## TASK TO COMPLETE
Transcribe the material verbatim in full; the pictures do not belong in the copy.

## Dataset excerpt
==============================

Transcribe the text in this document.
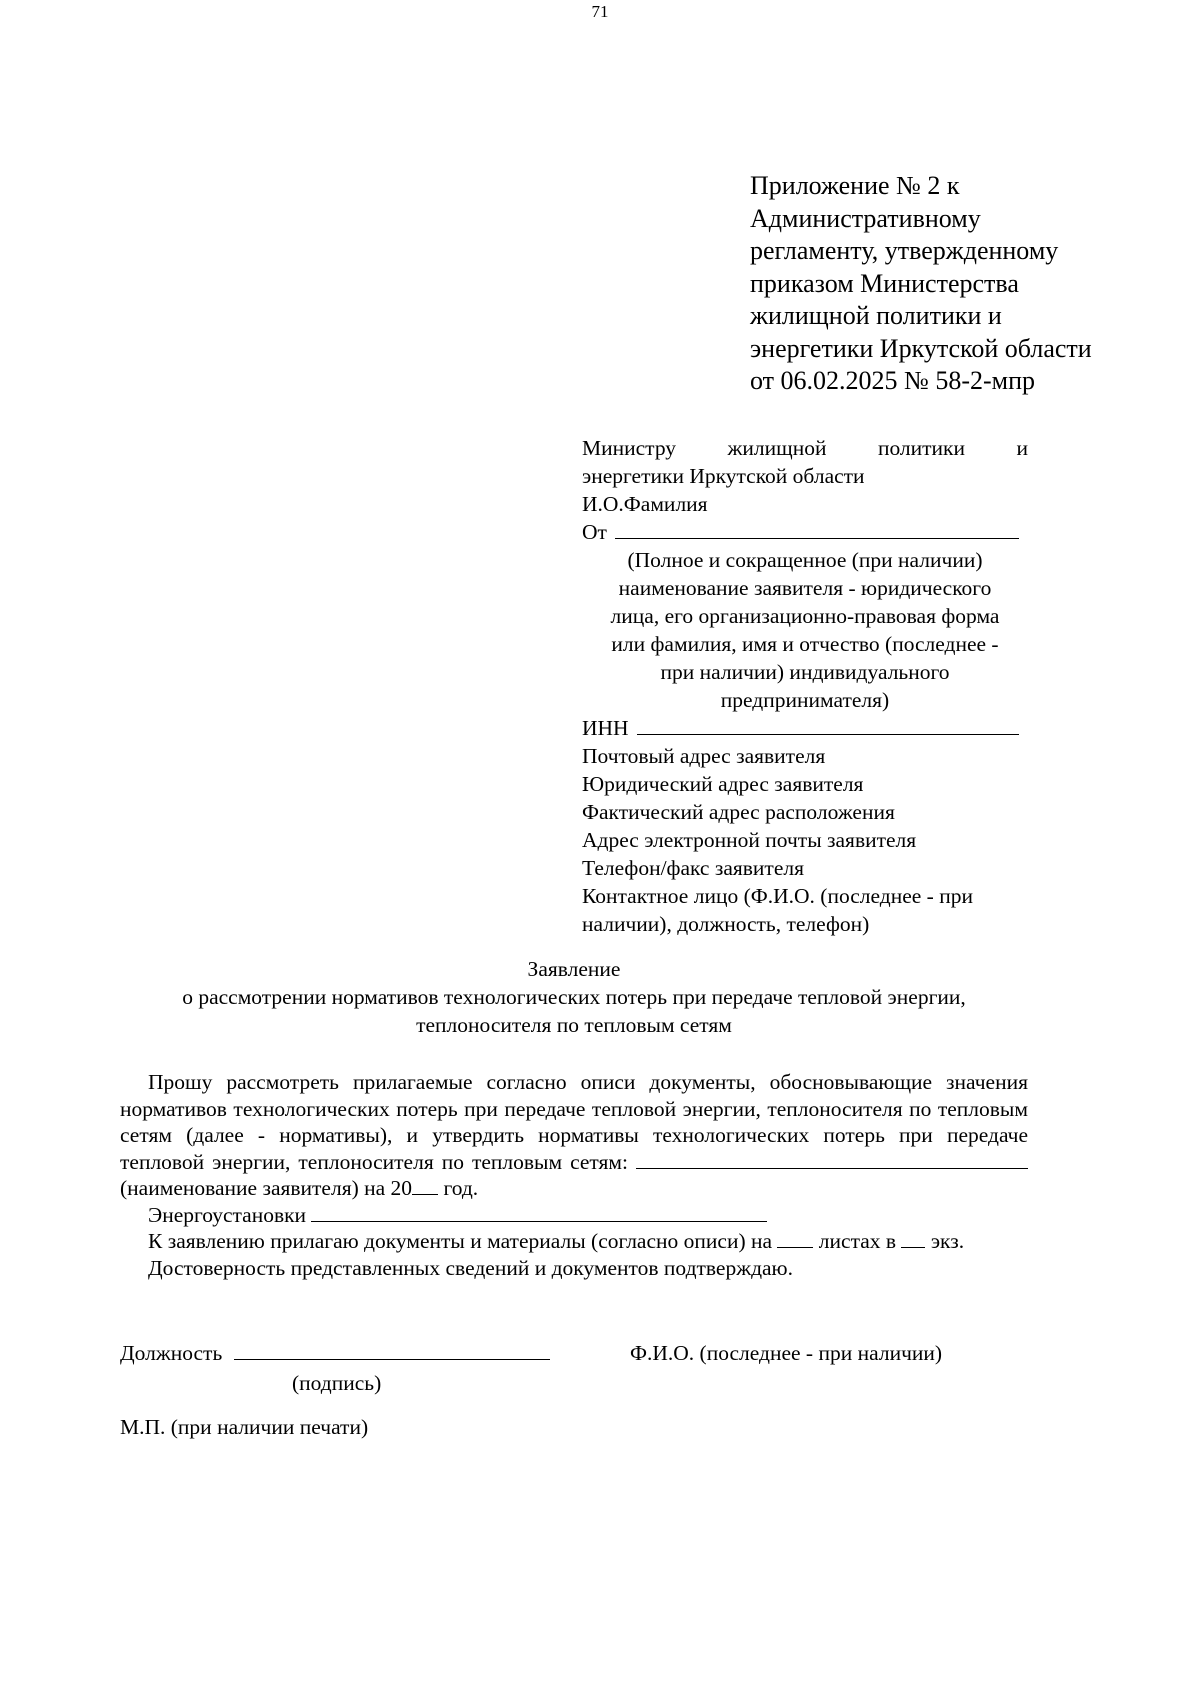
71
Приложение № 2 к
Административному
регламенту, утвержденному
приказом Министерства
жилищной политики и
энергетики Иркутской области
от 06.02.2025 № 58-2-мпр
Министру жилищной политики и
энергетики Иркутской области
И.О.Фамилия
От
(Полное и сокращенное (при наличии)
наименование заявителя - юридического
лица, его организационно-правовая форма
или фамилия, имя и отчество (последнее -
при наличии) индивидуального
предпринимателя)
ИНН
Почтовый адрес заявителя
Юридический адрес заявителя
Фактический адрес расположения
Адрес электронной почты заявителя
Телефон/факс заявителя
Контактное лицо (Ф.И.О. (последнее - при
наличии), должность, телефон)
Заявление
о рассмотрении нормативов технологических потерь при передаче тепловой энергии,
теплоносителя по тепловым сетям
Прошу рассмотреть прилагаемые согласно описи документы, обосновывающие значения нормативов технологических потерь при передаче тепловой энергии, теплоносителя по тепловым сетям (далее - нормативы), и утвердить нормативы технологических потерь при передаче тепловой энергии, теплоносителя по тепловым сетям:  (наименование заявителя) на 20 год.
Энергоустановки
К заявлению прилагаю документы и материалы (согласно описи) на листах в экз.
Достоверность представленных сведений и документов подтверждаю.
Должность	Ф.И.О. (последнее - при наличии)
(подпись)
М.П. (при наличии печати)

==============================

## RESPONSE
Transcribe the text in this document.
71
Приложение № 2 к
Административному
регламенту, утвержденному
приказом Министерства
жилищной политики и
энергетики Иркутской области
от 06.02.2025 № 58-2-мпр
Министру жилищной политики и
энергетики Иркутской области
И.О.Фамилия
От
(Полное и сокращенное (при наличии)
наименование заявителя - юридического
лица, его организационно-правовая форма
или фамилия, имя и отчество (последнее -
при наличии) индивидуального
предпринимателя)
ИНН
Почтовый адрес заявителя
Юридический адрес заявителя
Фактический адрес расположения
Адрес электронной почты заявителя
Телефон/факс заявителя
Контактное лицо (Ф.И.О. (последнее - при
наличии), должность, телефон)
Заявление
о рассмотрении нормативов технологических потерь при передаче тепловой энергии,
теплоносителя по тепловым сетям
Прошу рассмотреть прилагаемые согласно описи документы, обосновывающие значения нормативов технологических потерь при передаче тепловой энергии, теплоносителя по тепловым сетям (далее - нормативы), и утвердить нормативы технологических потерь при передаче тепловой энергии, теплоносителя по тепловым сетям:  (наименование заявителя) на 20 год.
Энергоустановки
К заявлению прилагаю документы и материалы (согласно описи) на листах в экз.
Достоверность представленных сведений и документов подтверждаю.
Должность	Ф.И.О. (последнее - при наличии)
(подпись)
М.П. (при наличии печати)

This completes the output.